### [DATA ROWS]
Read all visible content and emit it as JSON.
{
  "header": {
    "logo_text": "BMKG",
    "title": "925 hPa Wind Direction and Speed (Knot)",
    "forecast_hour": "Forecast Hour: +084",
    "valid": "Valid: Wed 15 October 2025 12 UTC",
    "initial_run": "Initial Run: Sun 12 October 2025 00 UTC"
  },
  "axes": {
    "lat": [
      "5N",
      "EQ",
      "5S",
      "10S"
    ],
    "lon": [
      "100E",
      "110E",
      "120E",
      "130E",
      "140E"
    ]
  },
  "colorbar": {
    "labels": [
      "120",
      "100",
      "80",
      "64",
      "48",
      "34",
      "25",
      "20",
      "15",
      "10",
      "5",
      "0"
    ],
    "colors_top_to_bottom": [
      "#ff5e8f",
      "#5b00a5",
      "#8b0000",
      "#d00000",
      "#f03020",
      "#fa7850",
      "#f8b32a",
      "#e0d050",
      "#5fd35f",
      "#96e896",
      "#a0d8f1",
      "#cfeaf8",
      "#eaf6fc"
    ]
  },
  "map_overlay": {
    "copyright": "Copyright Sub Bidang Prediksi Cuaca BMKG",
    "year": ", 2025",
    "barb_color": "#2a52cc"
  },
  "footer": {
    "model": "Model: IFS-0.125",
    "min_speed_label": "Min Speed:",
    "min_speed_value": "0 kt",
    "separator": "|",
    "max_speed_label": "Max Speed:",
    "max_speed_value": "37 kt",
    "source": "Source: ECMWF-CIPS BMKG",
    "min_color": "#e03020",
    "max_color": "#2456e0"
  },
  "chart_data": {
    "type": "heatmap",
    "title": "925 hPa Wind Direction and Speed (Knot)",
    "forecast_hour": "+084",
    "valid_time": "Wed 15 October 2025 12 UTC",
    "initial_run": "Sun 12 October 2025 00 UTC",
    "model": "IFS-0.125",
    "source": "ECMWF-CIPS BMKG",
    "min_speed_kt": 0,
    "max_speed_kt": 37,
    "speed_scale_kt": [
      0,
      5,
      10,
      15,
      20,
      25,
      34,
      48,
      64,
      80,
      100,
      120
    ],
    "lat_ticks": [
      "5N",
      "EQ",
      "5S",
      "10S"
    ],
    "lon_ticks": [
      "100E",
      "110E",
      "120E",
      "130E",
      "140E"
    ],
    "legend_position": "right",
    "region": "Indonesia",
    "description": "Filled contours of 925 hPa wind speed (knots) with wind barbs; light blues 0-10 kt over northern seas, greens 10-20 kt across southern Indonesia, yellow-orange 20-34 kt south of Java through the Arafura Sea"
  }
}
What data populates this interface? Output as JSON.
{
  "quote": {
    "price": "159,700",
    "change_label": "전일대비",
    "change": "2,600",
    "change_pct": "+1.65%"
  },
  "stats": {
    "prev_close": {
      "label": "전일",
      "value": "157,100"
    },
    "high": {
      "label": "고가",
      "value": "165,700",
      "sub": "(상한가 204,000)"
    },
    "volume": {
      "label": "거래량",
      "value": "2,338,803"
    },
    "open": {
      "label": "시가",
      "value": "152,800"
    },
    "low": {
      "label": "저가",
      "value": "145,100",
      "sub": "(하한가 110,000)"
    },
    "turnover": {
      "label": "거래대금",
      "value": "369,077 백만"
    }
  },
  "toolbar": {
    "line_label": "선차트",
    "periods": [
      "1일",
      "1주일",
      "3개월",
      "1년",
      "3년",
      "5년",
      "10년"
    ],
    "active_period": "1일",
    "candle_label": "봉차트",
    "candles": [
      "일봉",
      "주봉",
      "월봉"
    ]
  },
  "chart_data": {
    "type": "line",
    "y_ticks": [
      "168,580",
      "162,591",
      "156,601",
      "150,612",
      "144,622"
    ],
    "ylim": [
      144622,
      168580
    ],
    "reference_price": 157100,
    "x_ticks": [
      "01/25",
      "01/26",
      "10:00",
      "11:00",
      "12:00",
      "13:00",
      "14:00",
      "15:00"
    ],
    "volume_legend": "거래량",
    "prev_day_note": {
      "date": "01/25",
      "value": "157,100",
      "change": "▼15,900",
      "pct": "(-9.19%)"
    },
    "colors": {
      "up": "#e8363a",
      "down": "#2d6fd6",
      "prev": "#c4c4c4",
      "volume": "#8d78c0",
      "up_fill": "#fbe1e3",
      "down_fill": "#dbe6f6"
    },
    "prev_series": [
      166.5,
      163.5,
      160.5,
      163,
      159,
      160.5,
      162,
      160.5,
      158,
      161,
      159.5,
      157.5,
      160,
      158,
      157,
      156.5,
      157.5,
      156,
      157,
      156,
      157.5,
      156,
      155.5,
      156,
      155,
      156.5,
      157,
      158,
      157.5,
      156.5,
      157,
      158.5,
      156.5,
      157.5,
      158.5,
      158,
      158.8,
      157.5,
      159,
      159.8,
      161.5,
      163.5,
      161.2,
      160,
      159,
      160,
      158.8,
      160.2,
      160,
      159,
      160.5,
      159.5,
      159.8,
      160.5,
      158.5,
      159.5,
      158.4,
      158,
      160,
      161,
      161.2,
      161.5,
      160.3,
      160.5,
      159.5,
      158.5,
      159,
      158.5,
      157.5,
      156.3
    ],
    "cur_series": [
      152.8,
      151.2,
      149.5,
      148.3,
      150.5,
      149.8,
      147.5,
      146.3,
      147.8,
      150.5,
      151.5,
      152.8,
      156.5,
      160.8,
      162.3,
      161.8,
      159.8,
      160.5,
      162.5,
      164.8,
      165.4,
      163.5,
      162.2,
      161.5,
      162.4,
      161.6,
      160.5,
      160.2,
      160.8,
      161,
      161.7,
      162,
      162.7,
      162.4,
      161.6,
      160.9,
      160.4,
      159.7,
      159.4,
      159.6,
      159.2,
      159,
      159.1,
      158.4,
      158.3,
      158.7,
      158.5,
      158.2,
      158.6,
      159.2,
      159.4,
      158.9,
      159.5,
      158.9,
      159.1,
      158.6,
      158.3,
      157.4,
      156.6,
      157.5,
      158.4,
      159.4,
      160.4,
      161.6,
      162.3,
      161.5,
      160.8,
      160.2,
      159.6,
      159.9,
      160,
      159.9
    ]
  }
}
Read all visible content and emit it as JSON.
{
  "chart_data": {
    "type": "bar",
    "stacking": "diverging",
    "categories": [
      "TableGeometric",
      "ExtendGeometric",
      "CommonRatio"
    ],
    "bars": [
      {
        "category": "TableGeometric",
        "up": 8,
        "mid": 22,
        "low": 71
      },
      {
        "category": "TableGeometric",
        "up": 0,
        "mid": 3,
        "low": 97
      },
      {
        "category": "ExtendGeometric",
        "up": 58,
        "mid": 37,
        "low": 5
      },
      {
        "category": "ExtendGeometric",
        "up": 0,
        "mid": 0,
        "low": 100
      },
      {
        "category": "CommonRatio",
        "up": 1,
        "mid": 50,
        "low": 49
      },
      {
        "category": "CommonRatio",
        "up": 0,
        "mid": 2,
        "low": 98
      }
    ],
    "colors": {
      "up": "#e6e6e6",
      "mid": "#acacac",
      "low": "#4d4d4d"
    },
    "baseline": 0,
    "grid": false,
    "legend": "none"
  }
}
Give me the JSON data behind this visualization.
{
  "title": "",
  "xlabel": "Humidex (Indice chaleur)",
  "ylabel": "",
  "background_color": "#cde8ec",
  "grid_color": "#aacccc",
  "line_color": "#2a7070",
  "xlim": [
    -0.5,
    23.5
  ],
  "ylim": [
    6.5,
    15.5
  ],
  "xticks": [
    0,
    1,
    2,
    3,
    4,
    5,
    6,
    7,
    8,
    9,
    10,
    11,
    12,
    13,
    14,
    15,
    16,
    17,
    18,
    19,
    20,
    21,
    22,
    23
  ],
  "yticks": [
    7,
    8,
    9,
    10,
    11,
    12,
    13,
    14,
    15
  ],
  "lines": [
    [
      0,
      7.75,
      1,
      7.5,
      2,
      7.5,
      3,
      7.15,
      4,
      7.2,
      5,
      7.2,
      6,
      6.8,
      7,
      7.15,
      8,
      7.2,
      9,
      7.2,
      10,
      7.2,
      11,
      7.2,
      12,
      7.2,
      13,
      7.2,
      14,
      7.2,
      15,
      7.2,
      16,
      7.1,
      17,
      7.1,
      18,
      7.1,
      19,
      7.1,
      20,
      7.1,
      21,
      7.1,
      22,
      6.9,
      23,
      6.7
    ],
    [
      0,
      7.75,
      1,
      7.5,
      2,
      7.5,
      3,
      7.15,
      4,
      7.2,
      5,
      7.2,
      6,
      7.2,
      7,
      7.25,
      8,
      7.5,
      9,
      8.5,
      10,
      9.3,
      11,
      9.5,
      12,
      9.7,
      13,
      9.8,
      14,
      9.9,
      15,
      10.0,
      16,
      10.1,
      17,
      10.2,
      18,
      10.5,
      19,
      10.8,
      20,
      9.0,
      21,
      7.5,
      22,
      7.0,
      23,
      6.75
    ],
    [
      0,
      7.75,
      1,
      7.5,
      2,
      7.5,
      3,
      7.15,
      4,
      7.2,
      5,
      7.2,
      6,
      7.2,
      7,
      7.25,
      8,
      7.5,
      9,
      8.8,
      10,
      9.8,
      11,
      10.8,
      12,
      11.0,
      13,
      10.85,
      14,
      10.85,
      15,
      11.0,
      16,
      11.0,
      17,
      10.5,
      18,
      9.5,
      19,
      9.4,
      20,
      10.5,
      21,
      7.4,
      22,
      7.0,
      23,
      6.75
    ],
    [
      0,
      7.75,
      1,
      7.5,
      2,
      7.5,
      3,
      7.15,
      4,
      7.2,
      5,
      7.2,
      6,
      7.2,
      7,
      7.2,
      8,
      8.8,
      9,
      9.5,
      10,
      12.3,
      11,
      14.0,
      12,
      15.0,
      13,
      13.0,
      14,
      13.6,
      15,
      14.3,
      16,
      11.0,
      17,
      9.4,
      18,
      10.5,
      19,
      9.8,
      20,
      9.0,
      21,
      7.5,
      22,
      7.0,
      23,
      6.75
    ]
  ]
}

### [EXERCISE GOAL]
Examine the records and pull out every line where the string "Indonesia" occurs.

### [PROBLEM SOLUTION]
    "region": "Indonesia",
    "description": "Filled contours of 925 hPa wind speed (knots) with wind barbs; light blues 0-10 kt over northern seas, greens 10-20 kt across southern Indonesia, yellow-orange 20-34 kt south of Java through the Arafura Sea"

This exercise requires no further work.